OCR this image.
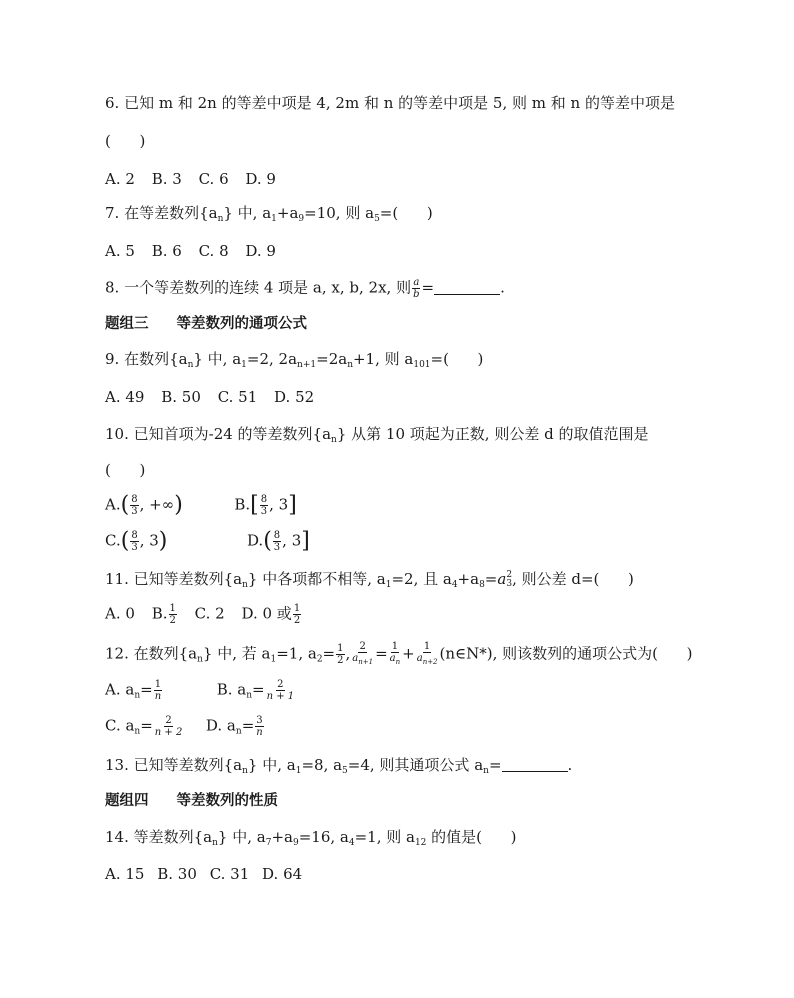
6. 已知 m 和 2n 的等差中项是 4, 2m 和 n 的等差中项是 5, 则 m 和 n 的等差中项是
(      )
A. 2 B. 3 C. 6 D. 9
7. 在等差数列$\{a_n\}$ 中, $a_1+a_9=10$, 则 $a_5=$(      )
A. 5 B. 6 C. 8 D. 9
8. 一个等差数列的连续 4 项是 a, x, b, 2x, 则 $\frac{a}{b}$ =	.
题组三 等差数列的通项公式
9. 在数列$\{a_n\}$ 中, $a_1=2$, $2a_{n+1}=2a_n+1$, 则 $a_{101}=$(      )
A. 49 B. 50 C. 51 D. 52
10. 已知首项为-24 的等差数列$\{a_n\}$ 从第 10 项起为正数, 则公差 d 的取值范围是
(      )
$A.( \frac{8}{3}$ , +∞)	$B.[ \frac{8}{3}$ , 3]
$C.( \frac{8}{3}$ , 3)	$D.( \frac{8}{3}$ , 3]
11. 已知等差数列$\{a_n\}$ 中各项都不相等, $a_1=2$, 且 $a_4+a_8=a$ 2
3 , 则公差 d=(      )
A. 0 B. $\frac{1}{2} C$. 2 D. 0 或 $\frac{1}{2}$
12. 在数列$\{a_n\}$ 中, 若 $a_1=1$, $a_2= \frac{1}{2}$ , $\frac{2}{a_{n+1}} = \frac{1}{a_n} + \frac{1}{a_{n+2}}$ (n∈N*), 则该数列的通项公式为(      )
A. $a_n= \frac{1}{n}$	B. $a_n= \frac{2}{n + 1}$
C. $a_n= \frac{2}{n + 2} D$. $a_n= \frac{3}{n}$
13. 已知等差数列$\{a_n\}$ 中, $a_1=8$, $a_5=4$, 则其通项公式 $a_n=$	.
题组四 等差数列的性质
14. 等差数列$\{a_n\}$ 中, $a_7+a_9=16$, $a_4=1$, 则 $a_{12}$ 的值是(      )
A. 15 B. 30 C. 31 D. 64
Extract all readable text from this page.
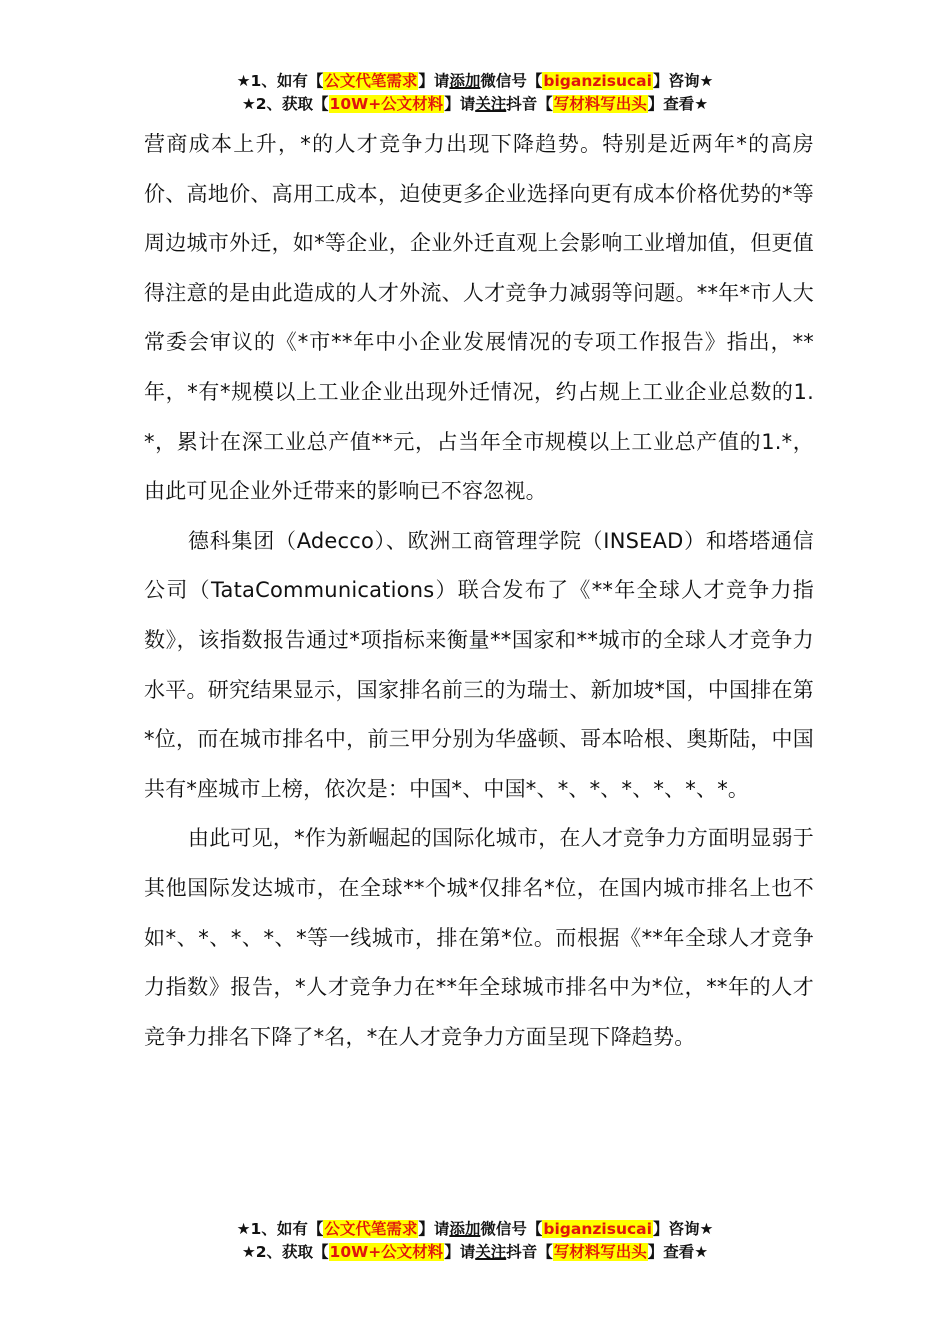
★1、如有【公文代笔需求】请添加微信号【biganzisucai】咨询★
★2、获取【10W+公文材料】请关注抖音【写材料写出头】查看★

营商成本上升，*的人才竞争力出现下降趋势。特别是近两年*的高房价、高地价、高用工成本，迫使更多企业选择向更有成本价格优势的*等周边城市外迁，如*等企业，企业外迁直观上会影响工业增加值，但更值得注意的是由此造成的人才外流、人才竞争力减弱等问题。**年*市人大常委会审议的《*市**年中小企业发展情况的专项工作报告》指出，**年，*有*规模以上工业企业出现外迁情况，约占规上工业企业总数的1.*，累计在深工业总产值**元，占当年全市规模以上工业总产值的1.*，由此可见企业外迁带来的影响已不容忽视。

德科集团（Adecco）、欧洲工商管理学院（INSEAD）和塔塔通信公司（TataCommunications）联合发布了《**年全球人才竞争力指数》，该指数报告通过*项指标来衡量**国家和**城市的全球人才竞争力水平。研究结果显示，国家排名前三的为瑞士、新加坡*国，中国排在第*位，而在城市排名中，前三甲分别为华盛顿、哥本哈根、奥斯陆，中国共有*座城市上榜，依次是：中国*、中国*、*、*、*、*、*、*。

由此可见，*作为新崛起的国际化城市，在人才竞争力方面明显弱于其他国际发达城市，在全球**个城*仅排名*位，在国内城市排名上也不如*、*、*、*、*等一线城市，排在第*位。而根据《**年全球人才竞争力指数》报告，*人才竞争力在**年全球城市排名中为*位，**年的人才竞争力排名下降了*名，*在人才竞争力方面呈现下降趋势。

★1、如有【公文代笔需求】请添加微信号【biganzisucai】咨询★
★2、获取【10W+公文材料】请关注抖音【写材料写出头】查看★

**What is being asked**
Copy the material shown above in full and exactly. Skip the pictures.

**Result of this task**
OCR this image.
6. 已知 m 和 2n 的等差中项是 4, 2m 和 n 的等差中项是 5, 则 m 和 n 的等差中项是
(      )
A. 2 B. 3 C. 6 D. 9
7. 在等差数列$\{a_n\}$ 中, $a_1+a_9=10$, 则 $a_5=$(      )
A. 5 B. 6 C. 8 D. 9
8. 一个等差数列的连续 4 项是 a, x, b, 2x, 则 $\frac{a}{b}$ =	.
题组三 等差数列的通项公式
9. 在数列$\{a_n\}$ 中, $a_1=2$, $2a_{n+1}=2a_n+1$, 则 $a_{101}=$(      )
A. 49 B. 50 C. 51 D. 52
10. 已知首项为-24 的等差数列$\{a_n\}$ 从第 10 项起为正数, 则公差 d 的取值范围是
(      )
$A.( \frac{8}{3}$ , +∞)	$B.[ \frac{8}{3}$ , 3]
$C.( \frac{8}{3}$ , 3)	$D.( \frac{8}{3}$ , 3]
11. 已知等差数列$\{a_n\}$ 中各项都不相等, $a_1=2$, 且 $a_4+a_8=a$ 2
3 , 则公差 d=(      )
A. 0 B. $\frac{1}{2} C$. 2 D. 0 或 $\frac{1}{2}$
12. 在数列$\{a_n\}$ 中, 若 $a_1=1$, $a_2= \frac{1}{2}$ , $\frac{2}{a_{n+1}} = \frac{1}{a_n} + \frac{1}{a_{n+2}}$ (n∈N*), 则该数列的通项公式为(      )
A. $a_n= \frac{1}{n}$	B. $a_n= \frac{2}{n + 1}$
C. $a_n= \frac{2}{n + 2} D$. $a_n= \frac{3}{n}$
13. 已知等差数列$\{a_n\}$ 中, $a_1=8$, $a_5=4$, 则其通项公式 $a_n=$	.
题组四 等差数列的性质
14. 等差数列$\{a_n\}$ 中, $a_7+a_9=16$, $a_4=1$, 则 $a_{12}$ 的值是(      )
A. 15 B. 30 C. 31 D. 64
Extract all readable text from this page.
★1、如有【公文代笔需求】请添加微信号【biganzisucai】咨询★
★2、获取【10W+公文材料】请关注抖音【写材料写出头】查看★

营商成本上升，*的人才竞争力出现下降趋势。特别是近两年*的高房价、高地价、高用工成本，迫使更多企业选择向更有成本价格优势的*等周边城市外迁，如*等企业，企业外迁直观上会影响工业增加值，但更值得注意的是由此造成的人才外流、人才竞争力减弱等问题。**年*市人大常委会审议的《*市**年中小企业发展情况的专项工作报告》指出，**年，*有*规模以上工业企业出现外迁情况，约占规上工业企业总数的1.*，累计在深工业总产值**元，占当年全市规模以上工业总产值的1.*，由此可见企业外迁带来的影响已不容忽视。

德科集团（Adecco）、欧洲工商管理学院（INSEAD）和塔塔通信公司（TataCommunications）联合发布了《**年全球人才竞争力指数》，该指数报告通过*项指标来衡量**国家和**城市的全球人才竞争力水平。研究结果显示，国家排名前三的为瑞士、新加坡*国，中国排在第*位，而在城市排名中，前三甲分别为华盛顿、哥本哈根、奥斯陆，中国共有*座城市上榜，依次是：中国*、中国*、*、*、*、*、*、*。

由此可见，*作为新崛起的国际化城市，在人才竞争力方面明显弱于其他国际发达城市，在全球**个城*仅排名*位，在国内城市排名上也不如*、*、*、*、*等一线城市，排在第*位。而根据《**年全球人才竞争力指数》报告，*人才竞争力在**年全球城市排名中为*位，**年的人才竞争力排名下降了*名，*在人才竞争力方面呈现下降趋势。

★1、如有【公文代笔需求】请添加微信号【biganzisucai】咨询★
★2、获取【10W+公文材料】请关注抖音【写材料写出头】查看★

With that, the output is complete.